- **STATED GOAL**: The records below are made of lines; count those holding the word "nature" and give the number only.

- **ITEMS**:
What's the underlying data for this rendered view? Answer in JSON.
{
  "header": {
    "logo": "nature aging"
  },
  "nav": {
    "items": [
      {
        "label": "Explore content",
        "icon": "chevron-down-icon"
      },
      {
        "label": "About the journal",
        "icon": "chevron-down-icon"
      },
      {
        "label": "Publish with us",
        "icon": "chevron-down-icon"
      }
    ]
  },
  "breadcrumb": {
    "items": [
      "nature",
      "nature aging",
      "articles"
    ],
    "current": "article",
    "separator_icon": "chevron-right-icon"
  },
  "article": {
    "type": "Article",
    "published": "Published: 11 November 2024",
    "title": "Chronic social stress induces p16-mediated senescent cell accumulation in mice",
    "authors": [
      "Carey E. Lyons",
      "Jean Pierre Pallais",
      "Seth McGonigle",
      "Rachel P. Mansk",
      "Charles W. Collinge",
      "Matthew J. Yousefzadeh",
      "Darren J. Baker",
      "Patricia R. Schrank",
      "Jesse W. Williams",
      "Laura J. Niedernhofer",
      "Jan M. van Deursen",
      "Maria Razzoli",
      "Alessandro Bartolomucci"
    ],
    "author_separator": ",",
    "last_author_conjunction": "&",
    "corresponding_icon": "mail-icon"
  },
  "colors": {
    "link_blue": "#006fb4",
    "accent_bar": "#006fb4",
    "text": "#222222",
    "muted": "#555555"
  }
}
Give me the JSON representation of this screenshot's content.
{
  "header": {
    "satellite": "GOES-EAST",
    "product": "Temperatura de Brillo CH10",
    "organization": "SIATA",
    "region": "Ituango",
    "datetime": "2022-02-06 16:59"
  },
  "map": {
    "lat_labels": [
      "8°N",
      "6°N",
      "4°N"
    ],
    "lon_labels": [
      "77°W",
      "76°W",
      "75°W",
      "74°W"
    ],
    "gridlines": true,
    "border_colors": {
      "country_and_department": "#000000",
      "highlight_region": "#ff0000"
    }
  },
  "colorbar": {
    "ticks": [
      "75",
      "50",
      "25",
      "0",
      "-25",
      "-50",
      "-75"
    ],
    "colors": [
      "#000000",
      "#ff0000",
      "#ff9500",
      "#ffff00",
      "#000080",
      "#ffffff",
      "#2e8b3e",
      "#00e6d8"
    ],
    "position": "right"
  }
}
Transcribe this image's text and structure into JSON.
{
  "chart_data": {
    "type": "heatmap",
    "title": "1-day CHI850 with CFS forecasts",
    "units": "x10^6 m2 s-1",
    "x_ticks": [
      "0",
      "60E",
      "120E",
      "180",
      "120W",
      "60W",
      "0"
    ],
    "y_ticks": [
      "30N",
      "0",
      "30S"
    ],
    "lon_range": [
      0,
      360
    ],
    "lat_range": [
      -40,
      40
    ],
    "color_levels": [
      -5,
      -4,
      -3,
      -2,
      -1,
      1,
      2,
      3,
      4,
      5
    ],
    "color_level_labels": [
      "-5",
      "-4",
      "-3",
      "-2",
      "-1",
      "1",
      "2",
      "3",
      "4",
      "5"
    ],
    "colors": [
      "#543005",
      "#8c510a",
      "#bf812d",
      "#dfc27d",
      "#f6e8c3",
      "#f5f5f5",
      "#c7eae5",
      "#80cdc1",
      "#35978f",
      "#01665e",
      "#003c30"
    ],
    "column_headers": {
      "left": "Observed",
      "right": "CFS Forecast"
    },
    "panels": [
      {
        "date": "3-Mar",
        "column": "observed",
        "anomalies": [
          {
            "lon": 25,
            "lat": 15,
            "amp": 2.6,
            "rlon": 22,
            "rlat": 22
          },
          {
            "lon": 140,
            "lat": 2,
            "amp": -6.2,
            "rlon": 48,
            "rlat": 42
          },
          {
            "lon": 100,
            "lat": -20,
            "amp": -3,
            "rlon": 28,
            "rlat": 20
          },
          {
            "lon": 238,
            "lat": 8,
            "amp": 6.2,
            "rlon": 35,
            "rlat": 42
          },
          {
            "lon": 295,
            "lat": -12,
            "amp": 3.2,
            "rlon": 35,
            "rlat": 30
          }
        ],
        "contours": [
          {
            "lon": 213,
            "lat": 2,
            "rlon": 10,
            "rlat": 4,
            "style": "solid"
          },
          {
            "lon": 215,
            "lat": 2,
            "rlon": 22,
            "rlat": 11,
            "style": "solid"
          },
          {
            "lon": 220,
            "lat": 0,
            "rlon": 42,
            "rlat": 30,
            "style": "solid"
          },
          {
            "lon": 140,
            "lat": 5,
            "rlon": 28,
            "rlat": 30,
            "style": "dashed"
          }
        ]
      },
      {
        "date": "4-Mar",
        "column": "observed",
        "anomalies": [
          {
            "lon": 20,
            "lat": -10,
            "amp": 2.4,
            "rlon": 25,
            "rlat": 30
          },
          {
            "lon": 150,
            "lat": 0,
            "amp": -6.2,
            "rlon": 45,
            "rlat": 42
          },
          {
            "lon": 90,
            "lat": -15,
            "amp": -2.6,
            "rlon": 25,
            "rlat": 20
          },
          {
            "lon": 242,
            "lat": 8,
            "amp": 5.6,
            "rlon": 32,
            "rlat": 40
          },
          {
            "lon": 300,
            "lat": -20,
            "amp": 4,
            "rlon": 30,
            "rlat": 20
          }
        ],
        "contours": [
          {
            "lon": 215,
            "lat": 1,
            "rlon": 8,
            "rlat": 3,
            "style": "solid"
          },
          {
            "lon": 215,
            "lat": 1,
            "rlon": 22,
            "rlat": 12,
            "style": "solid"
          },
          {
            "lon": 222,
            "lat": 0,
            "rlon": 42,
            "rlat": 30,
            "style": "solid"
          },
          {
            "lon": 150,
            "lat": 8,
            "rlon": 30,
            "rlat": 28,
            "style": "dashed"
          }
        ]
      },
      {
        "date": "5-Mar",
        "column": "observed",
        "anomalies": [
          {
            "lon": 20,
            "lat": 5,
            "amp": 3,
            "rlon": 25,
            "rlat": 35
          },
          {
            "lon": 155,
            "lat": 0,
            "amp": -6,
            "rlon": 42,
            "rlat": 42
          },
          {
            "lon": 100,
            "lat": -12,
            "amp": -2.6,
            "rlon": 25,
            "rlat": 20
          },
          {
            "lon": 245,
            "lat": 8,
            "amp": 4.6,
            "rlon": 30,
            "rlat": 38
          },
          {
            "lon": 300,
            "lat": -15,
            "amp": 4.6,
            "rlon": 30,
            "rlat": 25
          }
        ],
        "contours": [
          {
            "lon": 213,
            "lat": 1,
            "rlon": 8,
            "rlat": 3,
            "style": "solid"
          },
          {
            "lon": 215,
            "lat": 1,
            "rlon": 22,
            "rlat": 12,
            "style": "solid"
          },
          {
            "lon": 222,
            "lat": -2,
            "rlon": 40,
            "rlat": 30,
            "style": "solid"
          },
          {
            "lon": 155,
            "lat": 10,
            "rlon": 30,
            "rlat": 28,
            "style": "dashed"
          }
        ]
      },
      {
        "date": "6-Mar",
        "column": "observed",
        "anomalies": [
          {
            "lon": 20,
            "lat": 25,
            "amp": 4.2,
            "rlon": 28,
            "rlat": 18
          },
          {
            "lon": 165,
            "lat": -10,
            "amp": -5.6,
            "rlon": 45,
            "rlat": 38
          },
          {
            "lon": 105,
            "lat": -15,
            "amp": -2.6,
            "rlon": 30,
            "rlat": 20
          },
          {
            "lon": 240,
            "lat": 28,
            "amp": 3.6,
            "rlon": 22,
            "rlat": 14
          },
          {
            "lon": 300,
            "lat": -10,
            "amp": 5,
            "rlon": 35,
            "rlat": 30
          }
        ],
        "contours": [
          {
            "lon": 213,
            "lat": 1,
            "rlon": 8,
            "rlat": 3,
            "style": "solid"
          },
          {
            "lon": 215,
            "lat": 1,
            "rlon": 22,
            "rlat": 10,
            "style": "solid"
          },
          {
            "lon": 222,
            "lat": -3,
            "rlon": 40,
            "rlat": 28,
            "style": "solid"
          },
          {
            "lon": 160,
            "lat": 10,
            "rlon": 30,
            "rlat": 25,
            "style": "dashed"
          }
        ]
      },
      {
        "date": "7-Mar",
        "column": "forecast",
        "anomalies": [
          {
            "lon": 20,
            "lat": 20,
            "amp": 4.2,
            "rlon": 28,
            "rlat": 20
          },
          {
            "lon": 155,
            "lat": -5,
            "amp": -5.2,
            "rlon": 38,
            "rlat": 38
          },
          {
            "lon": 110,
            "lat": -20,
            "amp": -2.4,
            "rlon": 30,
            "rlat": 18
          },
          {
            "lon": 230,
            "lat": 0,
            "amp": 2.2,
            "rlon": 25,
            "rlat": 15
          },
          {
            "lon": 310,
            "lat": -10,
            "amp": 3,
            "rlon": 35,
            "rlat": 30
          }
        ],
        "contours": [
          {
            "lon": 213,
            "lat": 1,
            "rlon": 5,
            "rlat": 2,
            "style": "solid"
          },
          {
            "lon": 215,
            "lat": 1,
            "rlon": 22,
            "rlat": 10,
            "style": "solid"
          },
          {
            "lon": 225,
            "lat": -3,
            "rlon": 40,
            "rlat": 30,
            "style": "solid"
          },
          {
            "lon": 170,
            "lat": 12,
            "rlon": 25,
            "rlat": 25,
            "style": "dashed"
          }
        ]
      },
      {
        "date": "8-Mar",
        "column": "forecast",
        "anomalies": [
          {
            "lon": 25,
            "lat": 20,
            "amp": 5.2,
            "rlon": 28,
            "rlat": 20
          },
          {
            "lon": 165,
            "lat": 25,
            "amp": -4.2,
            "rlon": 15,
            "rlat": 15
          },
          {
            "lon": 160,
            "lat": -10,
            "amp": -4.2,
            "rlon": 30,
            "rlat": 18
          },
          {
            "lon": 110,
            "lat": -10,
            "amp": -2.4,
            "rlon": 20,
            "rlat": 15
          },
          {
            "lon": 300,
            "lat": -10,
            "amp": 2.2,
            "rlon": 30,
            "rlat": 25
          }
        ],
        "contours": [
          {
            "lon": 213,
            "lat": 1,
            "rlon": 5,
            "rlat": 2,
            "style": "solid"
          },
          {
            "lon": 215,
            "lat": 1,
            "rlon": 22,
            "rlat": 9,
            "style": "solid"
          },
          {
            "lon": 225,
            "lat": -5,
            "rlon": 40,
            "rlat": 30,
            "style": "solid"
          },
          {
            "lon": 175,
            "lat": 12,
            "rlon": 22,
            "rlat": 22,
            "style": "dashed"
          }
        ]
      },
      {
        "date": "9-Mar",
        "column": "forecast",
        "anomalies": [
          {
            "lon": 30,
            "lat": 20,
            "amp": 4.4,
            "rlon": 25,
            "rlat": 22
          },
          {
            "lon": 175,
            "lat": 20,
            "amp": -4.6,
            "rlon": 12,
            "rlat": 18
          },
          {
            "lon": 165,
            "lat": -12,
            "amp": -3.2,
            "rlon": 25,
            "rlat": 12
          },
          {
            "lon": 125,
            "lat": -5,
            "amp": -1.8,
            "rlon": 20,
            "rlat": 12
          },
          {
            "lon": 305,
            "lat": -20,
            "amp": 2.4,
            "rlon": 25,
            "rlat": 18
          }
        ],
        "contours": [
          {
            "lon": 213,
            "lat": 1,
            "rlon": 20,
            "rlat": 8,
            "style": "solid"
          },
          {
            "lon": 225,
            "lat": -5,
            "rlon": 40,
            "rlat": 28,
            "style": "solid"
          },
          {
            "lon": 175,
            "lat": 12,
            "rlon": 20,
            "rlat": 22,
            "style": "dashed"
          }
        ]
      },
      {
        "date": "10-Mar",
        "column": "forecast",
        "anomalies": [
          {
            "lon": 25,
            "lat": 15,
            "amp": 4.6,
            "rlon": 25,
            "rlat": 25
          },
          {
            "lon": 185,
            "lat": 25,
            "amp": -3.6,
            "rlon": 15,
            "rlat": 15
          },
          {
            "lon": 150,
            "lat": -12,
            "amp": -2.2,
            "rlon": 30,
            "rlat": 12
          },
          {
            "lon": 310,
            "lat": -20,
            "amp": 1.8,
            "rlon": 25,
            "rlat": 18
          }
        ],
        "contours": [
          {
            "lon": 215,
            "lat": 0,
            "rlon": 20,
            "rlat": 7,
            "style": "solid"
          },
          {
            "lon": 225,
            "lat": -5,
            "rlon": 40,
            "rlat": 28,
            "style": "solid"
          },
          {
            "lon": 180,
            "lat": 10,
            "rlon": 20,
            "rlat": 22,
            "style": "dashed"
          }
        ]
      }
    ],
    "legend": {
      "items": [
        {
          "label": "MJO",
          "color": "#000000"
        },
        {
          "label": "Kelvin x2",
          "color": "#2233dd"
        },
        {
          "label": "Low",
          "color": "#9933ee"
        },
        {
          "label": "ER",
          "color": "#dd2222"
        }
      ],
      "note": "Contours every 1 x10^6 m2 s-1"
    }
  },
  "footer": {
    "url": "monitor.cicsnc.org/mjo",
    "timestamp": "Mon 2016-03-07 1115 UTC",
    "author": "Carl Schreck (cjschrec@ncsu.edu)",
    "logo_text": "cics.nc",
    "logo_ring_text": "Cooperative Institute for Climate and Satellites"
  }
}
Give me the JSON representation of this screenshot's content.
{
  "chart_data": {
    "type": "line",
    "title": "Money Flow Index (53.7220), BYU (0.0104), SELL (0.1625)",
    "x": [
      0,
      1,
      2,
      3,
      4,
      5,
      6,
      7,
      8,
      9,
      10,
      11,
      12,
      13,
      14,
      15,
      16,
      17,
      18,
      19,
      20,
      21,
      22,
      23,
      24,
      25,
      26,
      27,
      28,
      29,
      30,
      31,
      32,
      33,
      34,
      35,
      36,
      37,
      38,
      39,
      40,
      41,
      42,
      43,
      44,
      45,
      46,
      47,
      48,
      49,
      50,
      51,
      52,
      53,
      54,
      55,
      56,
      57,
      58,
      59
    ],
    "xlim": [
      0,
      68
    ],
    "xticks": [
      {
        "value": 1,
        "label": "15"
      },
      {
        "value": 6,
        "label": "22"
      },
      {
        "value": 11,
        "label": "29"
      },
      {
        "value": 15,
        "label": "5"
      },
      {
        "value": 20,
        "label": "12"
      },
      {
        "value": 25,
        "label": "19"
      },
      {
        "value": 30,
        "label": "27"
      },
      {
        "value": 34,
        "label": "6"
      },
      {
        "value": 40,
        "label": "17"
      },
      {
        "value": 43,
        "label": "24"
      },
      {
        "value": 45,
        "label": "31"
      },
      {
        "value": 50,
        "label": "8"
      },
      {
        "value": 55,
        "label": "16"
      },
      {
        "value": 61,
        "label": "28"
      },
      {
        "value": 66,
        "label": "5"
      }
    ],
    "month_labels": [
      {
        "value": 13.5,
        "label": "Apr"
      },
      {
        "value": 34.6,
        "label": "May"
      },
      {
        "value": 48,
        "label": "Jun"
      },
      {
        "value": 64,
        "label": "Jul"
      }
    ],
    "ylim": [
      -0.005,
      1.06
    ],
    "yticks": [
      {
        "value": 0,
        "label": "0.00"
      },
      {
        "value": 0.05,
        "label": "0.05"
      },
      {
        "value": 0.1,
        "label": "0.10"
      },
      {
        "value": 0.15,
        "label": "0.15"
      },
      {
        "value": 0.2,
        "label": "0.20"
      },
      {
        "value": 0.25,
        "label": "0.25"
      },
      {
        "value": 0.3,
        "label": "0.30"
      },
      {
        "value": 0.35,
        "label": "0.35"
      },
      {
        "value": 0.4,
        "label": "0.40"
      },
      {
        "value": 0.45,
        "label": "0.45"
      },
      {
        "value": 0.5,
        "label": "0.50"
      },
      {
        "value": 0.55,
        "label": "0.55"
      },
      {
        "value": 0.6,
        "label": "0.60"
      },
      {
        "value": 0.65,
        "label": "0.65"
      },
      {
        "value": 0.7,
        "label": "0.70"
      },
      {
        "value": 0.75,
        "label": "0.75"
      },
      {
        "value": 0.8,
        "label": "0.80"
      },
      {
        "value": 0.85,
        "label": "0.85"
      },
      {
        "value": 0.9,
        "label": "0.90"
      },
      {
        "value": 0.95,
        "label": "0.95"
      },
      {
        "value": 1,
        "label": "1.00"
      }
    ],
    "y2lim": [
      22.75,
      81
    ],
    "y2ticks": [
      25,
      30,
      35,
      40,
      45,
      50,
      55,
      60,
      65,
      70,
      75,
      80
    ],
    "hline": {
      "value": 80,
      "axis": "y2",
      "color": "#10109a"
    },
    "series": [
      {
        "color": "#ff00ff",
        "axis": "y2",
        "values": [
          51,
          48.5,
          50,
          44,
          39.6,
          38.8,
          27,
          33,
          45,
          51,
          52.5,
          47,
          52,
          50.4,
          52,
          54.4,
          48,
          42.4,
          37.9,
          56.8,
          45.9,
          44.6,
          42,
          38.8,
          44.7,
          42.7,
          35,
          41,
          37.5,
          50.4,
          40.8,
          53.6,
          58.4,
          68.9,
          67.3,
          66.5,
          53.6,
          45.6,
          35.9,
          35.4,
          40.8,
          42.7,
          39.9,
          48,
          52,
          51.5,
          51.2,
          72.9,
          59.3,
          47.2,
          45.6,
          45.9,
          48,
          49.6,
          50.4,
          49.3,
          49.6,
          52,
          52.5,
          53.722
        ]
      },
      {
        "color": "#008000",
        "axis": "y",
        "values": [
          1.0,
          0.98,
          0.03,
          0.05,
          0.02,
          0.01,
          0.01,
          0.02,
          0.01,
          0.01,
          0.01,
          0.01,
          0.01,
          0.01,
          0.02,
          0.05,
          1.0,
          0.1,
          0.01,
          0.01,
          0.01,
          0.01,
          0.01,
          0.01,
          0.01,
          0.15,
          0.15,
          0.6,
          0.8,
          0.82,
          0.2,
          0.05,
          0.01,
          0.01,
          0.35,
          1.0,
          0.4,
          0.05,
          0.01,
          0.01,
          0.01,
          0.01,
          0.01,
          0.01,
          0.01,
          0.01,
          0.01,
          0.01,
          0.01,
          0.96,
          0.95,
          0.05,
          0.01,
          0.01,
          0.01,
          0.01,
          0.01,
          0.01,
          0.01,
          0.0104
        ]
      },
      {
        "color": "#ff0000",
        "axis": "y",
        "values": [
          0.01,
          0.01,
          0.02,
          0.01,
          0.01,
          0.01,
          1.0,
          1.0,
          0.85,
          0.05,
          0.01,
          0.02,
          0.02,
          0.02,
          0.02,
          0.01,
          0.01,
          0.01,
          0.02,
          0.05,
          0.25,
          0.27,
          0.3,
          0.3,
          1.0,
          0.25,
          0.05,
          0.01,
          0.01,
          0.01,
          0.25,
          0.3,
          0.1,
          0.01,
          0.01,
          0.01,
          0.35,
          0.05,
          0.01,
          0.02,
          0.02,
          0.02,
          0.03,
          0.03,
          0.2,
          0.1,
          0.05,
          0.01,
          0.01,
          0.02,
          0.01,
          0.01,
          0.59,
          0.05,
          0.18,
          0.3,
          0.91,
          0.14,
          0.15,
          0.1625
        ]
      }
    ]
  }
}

- **ANSWER TO THIS EXERCISE**: 3